A verbatim repeat of the records beneath this line is needed.

==== Exercise material ====

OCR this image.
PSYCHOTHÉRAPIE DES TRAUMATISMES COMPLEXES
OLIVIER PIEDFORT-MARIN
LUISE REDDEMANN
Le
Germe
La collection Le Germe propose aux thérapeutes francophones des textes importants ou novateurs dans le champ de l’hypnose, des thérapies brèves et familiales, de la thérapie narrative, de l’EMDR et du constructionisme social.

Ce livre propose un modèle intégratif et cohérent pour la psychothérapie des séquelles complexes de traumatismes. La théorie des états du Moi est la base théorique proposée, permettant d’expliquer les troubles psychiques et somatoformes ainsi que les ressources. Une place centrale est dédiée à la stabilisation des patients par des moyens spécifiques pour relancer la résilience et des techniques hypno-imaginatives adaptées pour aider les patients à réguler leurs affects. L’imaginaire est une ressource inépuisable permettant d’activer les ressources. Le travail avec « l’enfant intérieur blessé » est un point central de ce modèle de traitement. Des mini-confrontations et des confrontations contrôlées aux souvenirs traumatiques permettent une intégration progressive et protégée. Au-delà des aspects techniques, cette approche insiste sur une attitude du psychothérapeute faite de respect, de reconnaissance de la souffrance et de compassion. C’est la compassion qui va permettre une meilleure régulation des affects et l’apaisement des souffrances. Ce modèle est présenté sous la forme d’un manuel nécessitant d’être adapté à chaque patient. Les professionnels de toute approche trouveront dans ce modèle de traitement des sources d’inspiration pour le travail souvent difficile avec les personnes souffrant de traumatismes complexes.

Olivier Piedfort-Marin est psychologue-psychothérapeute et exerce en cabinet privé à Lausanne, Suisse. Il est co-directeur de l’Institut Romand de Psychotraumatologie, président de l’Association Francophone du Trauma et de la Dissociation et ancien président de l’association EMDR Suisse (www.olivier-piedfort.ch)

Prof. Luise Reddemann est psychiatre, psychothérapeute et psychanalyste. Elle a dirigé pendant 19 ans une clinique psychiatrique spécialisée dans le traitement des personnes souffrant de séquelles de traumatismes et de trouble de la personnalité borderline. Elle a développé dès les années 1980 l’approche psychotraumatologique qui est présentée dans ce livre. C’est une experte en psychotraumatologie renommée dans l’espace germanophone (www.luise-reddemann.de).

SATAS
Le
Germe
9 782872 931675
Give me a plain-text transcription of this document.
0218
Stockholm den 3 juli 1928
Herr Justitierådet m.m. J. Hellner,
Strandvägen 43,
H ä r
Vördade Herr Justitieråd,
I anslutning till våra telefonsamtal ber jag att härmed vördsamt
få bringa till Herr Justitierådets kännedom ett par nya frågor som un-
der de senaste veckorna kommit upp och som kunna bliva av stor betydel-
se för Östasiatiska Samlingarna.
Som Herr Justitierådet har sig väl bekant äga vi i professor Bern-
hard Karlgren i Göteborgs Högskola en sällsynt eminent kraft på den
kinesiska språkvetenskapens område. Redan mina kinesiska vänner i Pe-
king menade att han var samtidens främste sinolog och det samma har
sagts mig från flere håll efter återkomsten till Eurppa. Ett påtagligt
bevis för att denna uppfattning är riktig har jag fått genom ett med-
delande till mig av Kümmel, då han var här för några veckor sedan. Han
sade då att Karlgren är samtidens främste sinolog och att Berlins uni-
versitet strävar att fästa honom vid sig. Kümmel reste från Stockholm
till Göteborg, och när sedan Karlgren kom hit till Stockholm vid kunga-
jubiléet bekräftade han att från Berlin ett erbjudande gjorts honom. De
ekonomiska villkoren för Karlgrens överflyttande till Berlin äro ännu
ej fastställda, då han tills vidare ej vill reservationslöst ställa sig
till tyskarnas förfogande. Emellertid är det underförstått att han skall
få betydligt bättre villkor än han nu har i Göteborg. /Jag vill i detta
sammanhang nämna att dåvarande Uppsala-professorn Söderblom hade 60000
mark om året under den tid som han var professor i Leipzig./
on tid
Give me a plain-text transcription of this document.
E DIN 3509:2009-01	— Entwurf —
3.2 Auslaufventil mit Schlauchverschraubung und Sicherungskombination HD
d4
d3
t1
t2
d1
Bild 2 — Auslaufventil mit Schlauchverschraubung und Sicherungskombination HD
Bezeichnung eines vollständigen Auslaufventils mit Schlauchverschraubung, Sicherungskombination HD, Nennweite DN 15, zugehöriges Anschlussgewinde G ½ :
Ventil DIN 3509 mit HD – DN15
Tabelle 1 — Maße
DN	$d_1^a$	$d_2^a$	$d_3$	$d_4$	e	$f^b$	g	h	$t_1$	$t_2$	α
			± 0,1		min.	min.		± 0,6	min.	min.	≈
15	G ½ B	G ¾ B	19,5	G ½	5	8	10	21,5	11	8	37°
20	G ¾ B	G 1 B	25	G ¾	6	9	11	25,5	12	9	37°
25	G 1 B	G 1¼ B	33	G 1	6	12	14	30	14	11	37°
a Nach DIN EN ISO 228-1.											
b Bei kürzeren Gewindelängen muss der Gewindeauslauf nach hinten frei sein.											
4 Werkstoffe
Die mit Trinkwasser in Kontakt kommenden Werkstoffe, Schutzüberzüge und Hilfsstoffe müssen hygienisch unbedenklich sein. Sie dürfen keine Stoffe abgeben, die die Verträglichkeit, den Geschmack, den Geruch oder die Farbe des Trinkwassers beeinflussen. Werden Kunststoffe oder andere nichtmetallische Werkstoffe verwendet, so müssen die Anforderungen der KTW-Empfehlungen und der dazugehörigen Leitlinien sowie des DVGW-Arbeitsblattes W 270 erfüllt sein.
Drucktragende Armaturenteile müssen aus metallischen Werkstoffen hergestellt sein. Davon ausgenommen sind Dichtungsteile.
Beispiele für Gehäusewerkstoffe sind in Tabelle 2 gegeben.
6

====

Solution to this task:
OCR this image.
PSYCHOTHÉRAPIE DES TRAUMATISMES COMPLEXES
OLIVIER PIEDFORT-MARIN
LUISE REDDEMANN
Le
Germe
La collection Le Germe propose aux thérapeutes francophones des textes importants ou novateurs dans le champ de l’hypnose, des thérapies brèves et familiales, de la thérapie narrative, de l’EMDR et du constructionisme social.

Ce livre propose un modèle intégratif et cohérent pour la psychothérapie des séquelles complexes de traumatismes. La théorie des états du Moi est la base théorique proposée, permettant d’expliquer les troubles psychiques et somatoformes ainsi que les ressources. Une place centrale est dédiée à la stabilisation des patients par des moyens spécifiques pour relancer la résilience et des techniques hypno-imaginatives adaptées pour aider les patients à réguler leurs affects. L’imaginaire est une ressource inépuisable permettant d’activer les ressources. Le travail avec « l’enfant intérieur blessé » est un point central de ce modèle de traitement. Des mini-confrontations et des confrontations contrôlées aux souvenirs traumatiques permettent une intégration progressive et protégée. Au-delà des aspects techniques, cette approche insiste sur une attitude du psychothérapeute faite de respect, de reconnaissance de la souffrance et de compassion. C’est la compassion qui va permettre une meilleure régulation des affects et l’apaisement des souffrances. Ce modèle est présenté sous la forme d’un manuel nécessitant d’être adapté à chaque patient. Les professionnels de toute approche trouveront dans ce modèle de traitement des sources d’inspiration pour le travail souvent difficile avec les personnes souffrant de traumatismes complexes.

Olivier Piedfort-Marin est psychologue-psychothérapeute et exerce en cabinet privé à Lausanne, Suisse. Il est co-directeur de l’Institut Romand de Psychotraumatologie, président de l’Association Francophone du Trauma et de la Dissociation et ancien président de l’association EMDR Suisse (www.olivier-piedfort.ch)

Prof. Luise Reddemann est psychiatre, psychothérapeute et psychanalyste. Elle a dirigé pendant 19 ans une clinique psychiatrique spécialisée dans le traitement des personnes souffrant de séquelles de traumatismes et de trouble de la personnalité borderline. Elle a développé dès les années 1980 l’approche psychotraumatologique qui est présentée dans ce livre. C’est une experte en psychotraumatologie renommée dans l’espace germanophone (www.luise-reddemann.de).

SATAS
Le
Germe
9 782872 931675
Give me a plain-text transcription of this document.
0218
Stockholm den 3 juli 1928
Herr Justitierådet m.m. J. Hellner,
Strandvägen 43,
H ä r
Vördade Herr Justitieråd,
I anslutning till våra telefonsamtal ber jag att härmed vördsamt
få bringa till Herr Justitierådets kännedom ett par nya frågor som un-
der de senaste veckorna kommit upp och som kunna bliva av stor betydel-
se för Östasiatiska Samlingarna.
Som Herr Justitierådet har sig väl bekant äga vi i professor Bern-
hard Karlgren i Göteborgs Högskola en sällsynt eminent kraft på den
kinesiska språkvetenskapens område. Redan mina kinesiska vänner i Pe-
king menade att han var samtidens främste sinolog och det samma har
sagts mig från flere håll efter återkomsten till Eurppa. Ett påtagligt
bevis för att denna uppfattning är riktig har jag fått genom ett med-
delande till mig av Kümmel, då han var här för några veckor sedan. Han
sade då att Karlgren är samtidens främste sinolog och att Berlins uni-
versitet strävar att fästa honom vid sig. Kümmel reste från Stockholm
till Göteborg, och när sedan Karlgren kom hit till Stockholm vid kunga-
jubiléet bekräftade han att från Berlin ett erbjudande gjorts honom. De
ekonomiska villkoren för Karlgrens överflyttande till Berlin äro ännu
ej fastställda, då han tills vidare ej vill reservationslöst ställa sig
till tyskarnas förfogande. Emellertid är det underförstått att han skall
få betydligt bättre villkor än han nu har i Göteborg. /Jag vill i detta
sammanhang nämna att dåvarande Uppsala-professorn Söderblom hade 60000
mark om året under den tid som han var professor i Leipzig./
on tid
Give me a plain-text transcription of this document.
E DIN 3509:2009-01	— Entwurf —
3.2 Auslaufventil mit Schlauchverschraubung und Sicherungskombination HD
d4
d3
t1
t2
d1
Bild 2 — Auslaufventil mit Schlauchverschraubung und Sicherungskombination HD
Bezeichnung eines vollständigen Auslaufventils mit Schlauchverschraubung, Sicherungskombination HD, Nennweite DN 15, zugehöriges Anschlussgewinde G ½ :
Ventil DIN 3509 mit HD – DN15
Tabelle 1 — Maße
DN	$d_1^a$	$d_2^a$	$d_3$	$d_4$	e	$f^b$	g	h	$t_1$	$t_2$	α
			± 0,1		min.	min.		± 0,6	min.	min.	≈
15	G ½ B	G ¾ B	19,5	G ½	5	8	10	21,5	11	8	37°
20	G ¾ B	G 1 B	25	G ¾	6	9	11	25,5	12	9	37°
25	G 1 B	G 1¼ B	33	G 1	6	12	14	30	14	11	37°
a Nach DIN EN ISO 228-1.											
b Bei kürzeren Gewindelängen muss der Gewindeauslauf nach hinten frei sein.											
4 Werkstoffe
Die mit Trinkwasser in Kontakt kommenden Werkstoffe, Schutzüberzüge und Hilfsstoffe müssen hygienisch unbedenklich sein. Sie dürfen keine Stoffe abgeben, die die Verträglichkeit, den Geschmack, den Geruch oder die Farbe des Trinkwassers beeinflussen. Werden Kunststoffe oder andere nichtmetallische Werkstoffe verwendet, so müssen die Anforderungen der KTW-Empfehlungen und der dazugehörigen Leitlinien sowie des DVGW-Arbeitsblattes W 270 erfüllt sein.
Drucktragende Armaturenteile müssen aus metallischen Werkstoffen hergestellt sein. Davon ausgenommen sind Dichtungsteile.
Beispiele für Gehäusewerkstoffe sind in Tabelle 2 gegeben.
6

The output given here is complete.